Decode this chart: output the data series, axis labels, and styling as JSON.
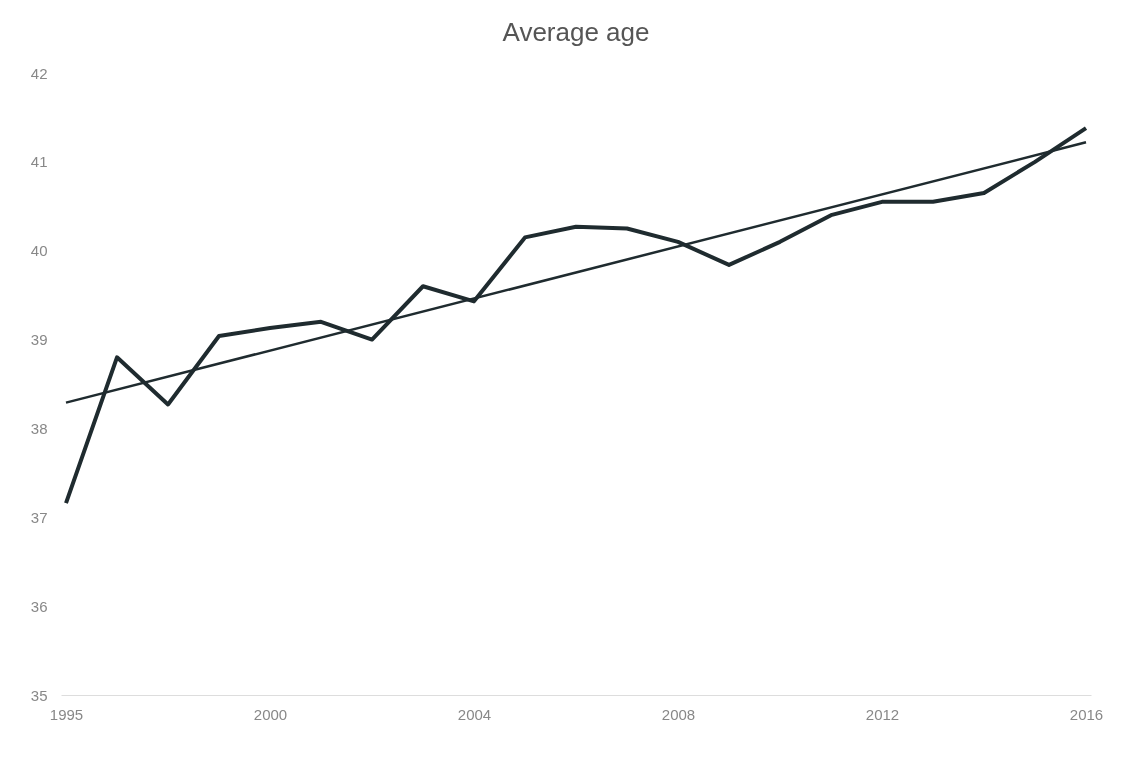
{
  "chart_data": {
    "type": "line",
    "title": "Average age",
    "categories": [
      "1995",
      null,
      null,
      null,
      "2000",
      null,
      null,
      null,
      "2004",
      null,
      null,
      null,
      "2008",
      null,
      null,
      null,
      "2012",
      null,
      null,
      null,
      "2016"
    ],
    "series": [
      {
        "color": "#1f2b2f",
        "values": [
          37.16,
          38.8,
          38.27,
          39.04,
          39.13,
          39.2,
          39.0,
          39.6,
          39.43,
          40.15,
          40.27,
          40.25,
          40.1,
          39.84,
          40.1,
          40.4,
          40.55,
          40.55,
          40.65,
          41.0,
          41.38
        ]
      },
      {
        "color": "#1f2b2f",
        "values": [
          38.29,
          null,
          null,
          null,
          null,
          null,
          null,
          null,
          null,
          null,
          null,
          null,
          null,
          null,
          null,
          null,
          null,
          null,
          null,
          null,
          41.22
        ]
      }
    ],
    "ylim": [
      35,
      42
    ],
    "yticks": [
      35,
      36,
      37,
      38,
      39,
      40,
      41,
      42
    ],
    "grid": false
  }
}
────────
§ **What you will do**
How many lines of the entries above hold the string "series"? Reply with the number alone.

§ **Solution for this exercise**
2